--- DIRECTIONS FOR THIS TASK ---
Only a number is required: how many lines of the material contain the word "JSON"?

++++++++++

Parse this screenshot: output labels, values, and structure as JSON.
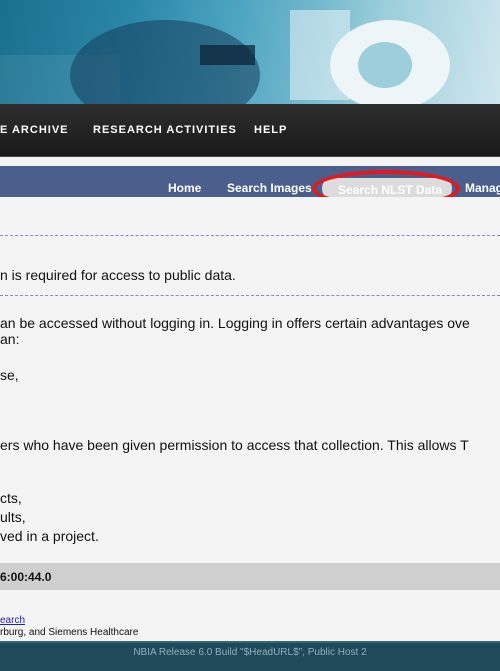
{
  "main_nav": {
    "items": [
      {
        "label": "E ARCHIVE"
      },
      {
        "label": "RESEARCH ACTIVITIES"
      },
      {
        "label": "HELP"
      }
    ]
  },
  "sub_nav": {
    "items": [
      {
        "label": "Home"
      },
      {
        "label": "Search Images"
      },
      {
        "label": "Search NLST Data"
      },
      {
        "label": "Manag"
      }
    ],
    "active": "Search NLST Data"
  },
  "content": {
    "line1": "n is required for access to public data.",
    "line2a": "an be accessed without logging in. Logging in offers certain advantages ove",
    "line2b": "an:",
    "line3": "se,",
    "line4": "ers who have been given permission to access that collection. This allows T",
    "line5a": "cts,",
    "line5b": "ults,",
    "line5c": "ved in a project."
  },
  "timebar": {
    "text": "6:00:44.0"
  },
  "footer": {
    "link": "earch",
    "text": "rburg, and Siemens Healthcare",
    "release": "NBIA Release 6.0 Build \"$HeadURL$\", Public Host 2"
  },
  "colors": {
    "subnav_bg": "#4a5f8c",
    "highlight_ring": "#e5181e",
    "bottom_bar": "#1f4a5a"
  }
}
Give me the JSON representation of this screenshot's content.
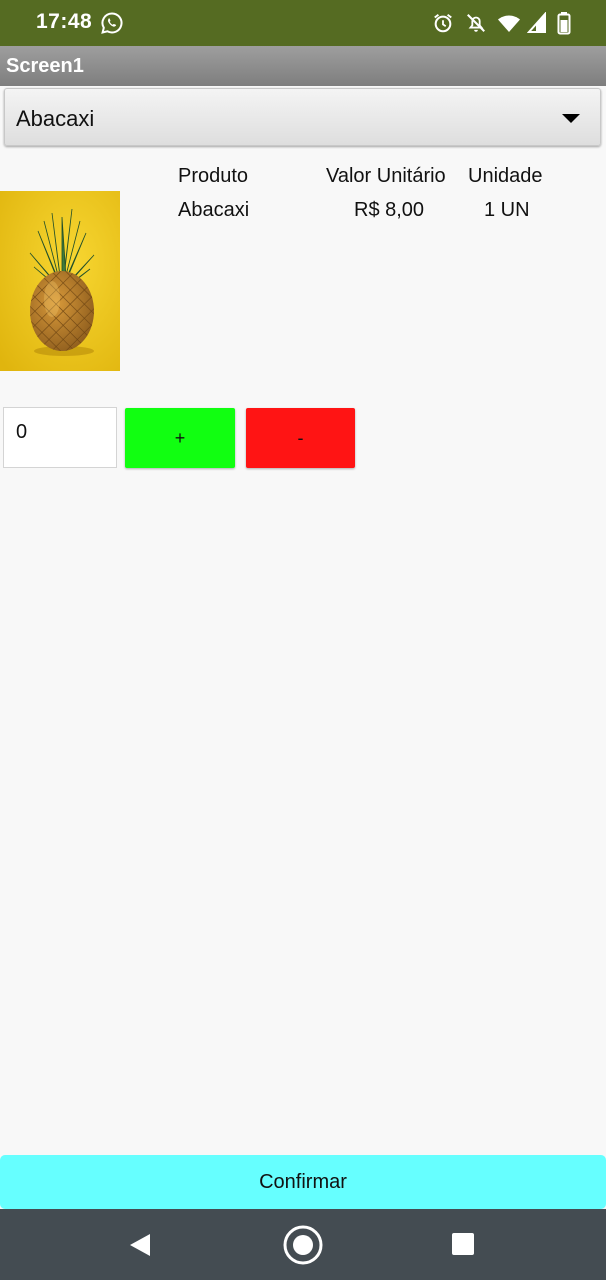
{
  "status_bar": {
    "time": "17:48",
    "icons": [
      "whatsapp-icon",
      "alarm-icon",
      "notifications-off-icon",
      "wifi-icon",
      "cell-signal-icon",
      "battery-icon"
    ],
    "color": "#556b22"
  },
  "title_bar": {
    "title": "Screen1"
  },
  "spinner": {
    "selected": "Abacaxi",
    "icon": "dropdown-arrow-icon"
  },
  "product_table": {
    "headers": [
      "Produto",
      "Valor Unitário",
      "Unidade"
    ],
    "row": [
      "Abacaxi",
      "R$ 8,00",
      "1 UN"
    ]
  },
  "product_image": {
    "subject": "pineapple",
    "background_color": "#f2cc1a"
  },
  "quantity": {
    "value": "0",
    "plus_label": "+",
    "minus_label": "-",
    "plus_color": "#11ff11",
    "minus_color": "#ff1414"
  },
  "confirm": {
    "label": "Confirmar",
    "color": "#66ffff"
  },
  "nav_bar": {
    "icons": [
      "back-icon",
      "home-icon",
      "recents-icon"
    ]
  }
}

++++++++++

--- SOLUTION ---
2